### TASK GOAL
Here are some records; copy every line that holds the word "ἀνθρώπων".

### MATERIAL PROVIDED
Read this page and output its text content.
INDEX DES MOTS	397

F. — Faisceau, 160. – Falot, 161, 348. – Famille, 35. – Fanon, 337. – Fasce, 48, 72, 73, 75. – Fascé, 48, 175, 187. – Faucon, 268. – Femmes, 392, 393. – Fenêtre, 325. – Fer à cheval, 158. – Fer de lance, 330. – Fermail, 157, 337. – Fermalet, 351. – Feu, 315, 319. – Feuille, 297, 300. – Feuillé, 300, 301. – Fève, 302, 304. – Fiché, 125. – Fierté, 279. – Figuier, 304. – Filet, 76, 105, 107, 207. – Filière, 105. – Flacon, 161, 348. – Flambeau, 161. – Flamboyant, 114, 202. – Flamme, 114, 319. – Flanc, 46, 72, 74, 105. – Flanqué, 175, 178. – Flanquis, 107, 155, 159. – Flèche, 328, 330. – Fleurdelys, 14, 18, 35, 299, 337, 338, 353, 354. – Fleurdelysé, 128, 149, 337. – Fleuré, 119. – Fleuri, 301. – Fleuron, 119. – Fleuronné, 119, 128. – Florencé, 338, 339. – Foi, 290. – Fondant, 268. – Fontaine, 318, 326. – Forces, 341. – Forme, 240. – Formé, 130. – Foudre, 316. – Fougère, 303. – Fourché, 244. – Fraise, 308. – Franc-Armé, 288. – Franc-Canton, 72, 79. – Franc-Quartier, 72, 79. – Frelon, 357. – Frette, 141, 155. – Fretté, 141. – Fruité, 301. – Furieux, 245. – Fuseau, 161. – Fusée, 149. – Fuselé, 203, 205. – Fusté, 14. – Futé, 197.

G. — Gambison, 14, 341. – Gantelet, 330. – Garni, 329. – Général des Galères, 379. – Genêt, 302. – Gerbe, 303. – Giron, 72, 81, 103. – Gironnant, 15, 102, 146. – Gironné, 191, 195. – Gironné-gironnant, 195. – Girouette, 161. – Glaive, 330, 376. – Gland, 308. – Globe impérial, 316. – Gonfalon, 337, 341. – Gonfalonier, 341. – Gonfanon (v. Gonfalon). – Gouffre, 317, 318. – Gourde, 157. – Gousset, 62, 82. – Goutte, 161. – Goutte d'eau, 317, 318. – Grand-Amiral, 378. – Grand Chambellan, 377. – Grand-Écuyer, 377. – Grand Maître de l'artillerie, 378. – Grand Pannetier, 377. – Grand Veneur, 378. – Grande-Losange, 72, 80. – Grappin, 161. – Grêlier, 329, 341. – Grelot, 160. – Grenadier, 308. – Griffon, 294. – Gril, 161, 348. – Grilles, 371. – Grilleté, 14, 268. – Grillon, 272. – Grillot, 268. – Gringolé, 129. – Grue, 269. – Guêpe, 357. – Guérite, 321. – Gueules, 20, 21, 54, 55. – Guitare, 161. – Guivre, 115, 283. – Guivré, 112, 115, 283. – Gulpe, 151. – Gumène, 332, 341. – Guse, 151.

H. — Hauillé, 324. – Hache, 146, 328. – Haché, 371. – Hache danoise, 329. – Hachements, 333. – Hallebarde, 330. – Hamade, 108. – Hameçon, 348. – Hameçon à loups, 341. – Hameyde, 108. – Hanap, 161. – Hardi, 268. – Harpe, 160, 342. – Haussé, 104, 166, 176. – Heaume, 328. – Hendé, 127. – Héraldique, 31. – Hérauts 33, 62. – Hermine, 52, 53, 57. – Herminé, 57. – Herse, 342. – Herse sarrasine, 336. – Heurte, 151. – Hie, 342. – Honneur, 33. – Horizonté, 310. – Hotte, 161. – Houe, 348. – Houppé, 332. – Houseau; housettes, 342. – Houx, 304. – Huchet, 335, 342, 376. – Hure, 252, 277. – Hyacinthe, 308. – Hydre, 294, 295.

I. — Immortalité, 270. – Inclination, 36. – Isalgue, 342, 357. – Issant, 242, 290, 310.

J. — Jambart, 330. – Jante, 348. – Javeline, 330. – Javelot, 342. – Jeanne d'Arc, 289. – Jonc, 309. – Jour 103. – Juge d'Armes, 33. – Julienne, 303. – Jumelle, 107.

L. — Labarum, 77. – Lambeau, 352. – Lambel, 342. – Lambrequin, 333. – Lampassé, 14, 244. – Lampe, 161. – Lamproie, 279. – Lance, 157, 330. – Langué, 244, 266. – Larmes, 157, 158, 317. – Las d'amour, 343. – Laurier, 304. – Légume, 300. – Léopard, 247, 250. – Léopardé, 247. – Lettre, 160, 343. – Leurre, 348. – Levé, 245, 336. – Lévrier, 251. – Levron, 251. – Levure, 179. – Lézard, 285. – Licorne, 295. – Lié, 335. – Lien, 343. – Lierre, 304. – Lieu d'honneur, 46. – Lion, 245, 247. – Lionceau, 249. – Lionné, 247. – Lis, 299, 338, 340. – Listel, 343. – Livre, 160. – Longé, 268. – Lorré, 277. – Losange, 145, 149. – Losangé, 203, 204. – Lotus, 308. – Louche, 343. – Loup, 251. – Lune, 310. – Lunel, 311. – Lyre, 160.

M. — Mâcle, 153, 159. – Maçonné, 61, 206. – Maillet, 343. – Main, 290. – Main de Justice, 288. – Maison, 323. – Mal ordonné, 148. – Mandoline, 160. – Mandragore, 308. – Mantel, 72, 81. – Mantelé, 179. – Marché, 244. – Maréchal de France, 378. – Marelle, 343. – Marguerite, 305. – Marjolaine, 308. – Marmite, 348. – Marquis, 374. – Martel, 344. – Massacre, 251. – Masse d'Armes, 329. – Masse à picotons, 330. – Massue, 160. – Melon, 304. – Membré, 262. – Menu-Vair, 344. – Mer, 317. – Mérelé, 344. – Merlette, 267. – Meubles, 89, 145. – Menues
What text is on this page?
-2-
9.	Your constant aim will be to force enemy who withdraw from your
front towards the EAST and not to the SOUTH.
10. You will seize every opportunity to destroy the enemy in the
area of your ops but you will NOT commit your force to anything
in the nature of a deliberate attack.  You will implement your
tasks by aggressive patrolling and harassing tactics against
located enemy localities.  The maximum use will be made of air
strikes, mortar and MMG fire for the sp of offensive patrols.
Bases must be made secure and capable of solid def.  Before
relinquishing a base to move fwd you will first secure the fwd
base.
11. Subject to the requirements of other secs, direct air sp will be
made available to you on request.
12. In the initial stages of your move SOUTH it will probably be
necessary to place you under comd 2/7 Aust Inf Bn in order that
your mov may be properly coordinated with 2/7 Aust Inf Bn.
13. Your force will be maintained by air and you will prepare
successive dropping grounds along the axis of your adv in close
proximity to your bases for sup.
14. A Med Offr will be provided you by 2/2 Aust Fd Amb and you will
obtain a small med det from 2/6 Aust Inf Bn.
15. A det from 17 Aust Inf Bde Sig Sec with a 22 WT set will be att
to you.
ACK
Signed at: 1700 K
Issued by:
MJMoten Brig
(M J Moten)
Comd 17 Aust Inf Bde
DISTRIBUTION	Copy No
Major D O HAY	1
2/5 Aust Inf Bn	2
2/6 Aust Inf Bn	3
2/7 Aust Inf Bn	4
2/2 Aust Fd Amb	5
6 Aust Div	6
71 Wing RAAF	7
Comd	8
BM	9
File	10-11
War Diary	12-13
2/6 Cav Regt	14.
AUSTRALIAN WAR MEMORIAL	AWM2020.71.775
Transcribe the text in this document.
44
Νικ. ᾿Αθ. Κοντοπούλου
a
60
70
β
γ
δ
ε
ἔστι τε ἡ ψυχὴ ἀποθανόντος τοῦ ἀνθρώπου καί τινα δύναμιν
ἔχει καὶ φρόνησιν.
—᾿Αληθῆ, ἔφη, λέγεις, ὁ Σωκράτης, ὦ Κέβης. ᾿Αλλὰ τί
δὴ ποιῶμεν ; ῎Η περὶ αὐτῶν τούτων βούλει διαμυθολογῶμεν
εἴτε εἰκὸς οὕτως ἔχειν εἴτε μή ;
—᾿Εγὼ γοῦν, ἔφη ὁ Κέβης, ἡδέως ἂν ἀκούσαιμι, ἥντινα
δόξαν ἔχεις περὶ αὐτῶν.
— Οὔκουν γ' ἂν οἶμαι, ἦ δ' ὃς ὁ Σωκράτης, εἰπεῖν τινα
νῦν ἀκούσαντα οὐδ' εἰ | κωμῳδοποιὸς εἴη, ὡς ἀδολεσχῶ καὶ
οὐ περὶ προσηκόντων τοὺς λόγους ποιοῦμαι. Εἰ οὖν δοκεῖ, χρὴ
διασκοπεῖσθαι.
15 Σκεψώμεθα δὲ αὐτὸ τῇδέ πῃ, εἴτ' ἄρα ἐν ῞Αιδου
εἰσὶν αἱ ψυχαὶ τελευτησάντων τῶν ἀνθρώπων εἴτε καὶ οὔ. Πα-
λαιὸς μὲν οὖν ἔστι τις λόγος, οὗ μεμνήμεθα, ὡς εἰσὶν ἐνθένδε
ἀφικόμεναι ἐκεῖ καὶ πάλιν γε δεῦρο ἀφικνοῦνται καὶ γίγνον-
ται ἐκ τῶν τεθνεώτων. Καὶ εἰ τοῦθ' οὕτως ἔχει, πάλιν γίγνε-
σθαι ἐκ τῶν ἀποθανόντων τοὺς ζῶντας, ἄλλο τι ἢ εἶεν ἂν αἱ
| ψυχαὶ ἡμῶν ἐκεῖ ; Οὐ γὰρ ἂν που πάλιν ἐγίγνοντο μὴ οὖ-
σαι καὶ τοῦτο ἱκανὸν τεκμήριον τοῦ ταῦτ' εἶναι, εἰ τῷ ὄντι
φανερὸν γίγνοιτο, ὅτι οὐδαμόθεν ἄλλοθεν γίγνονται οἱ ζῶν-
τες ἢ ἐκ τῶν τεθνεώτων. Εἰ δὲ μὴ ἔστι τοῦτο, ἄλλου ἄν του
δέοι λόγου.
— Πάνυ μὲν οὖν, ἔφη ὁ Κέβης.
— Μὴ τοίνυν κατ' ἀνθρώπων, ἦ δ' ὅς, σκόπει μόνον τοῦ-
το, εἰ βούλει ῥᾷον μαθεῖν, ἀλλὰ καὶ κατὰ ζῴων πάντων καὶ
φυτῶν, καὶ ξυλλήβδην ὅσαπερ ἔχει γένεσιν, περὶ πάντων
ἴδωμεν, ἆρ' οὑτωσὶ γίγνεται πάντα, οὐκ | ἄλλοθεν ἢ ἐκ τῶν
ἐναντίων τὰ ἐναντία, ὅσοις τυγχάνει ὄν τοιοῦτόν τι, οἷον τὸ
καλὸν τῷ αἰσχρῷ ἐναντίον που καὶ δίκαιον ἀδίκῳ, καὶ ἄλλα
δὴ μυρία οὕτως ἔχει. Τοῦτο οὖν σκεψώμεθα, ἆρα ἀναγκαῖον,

### THE SOLUTION
εἰσὶν αἱ ψυχαὶ τελευτησάντων τῶν ἀνθρώπων εἴτε καὶ οὔ. Πα-
— Μὴ τοίνυν κατ' ἀνθρώπων, ἦ δ' ὅς, σκόπει μόνον τοῦ-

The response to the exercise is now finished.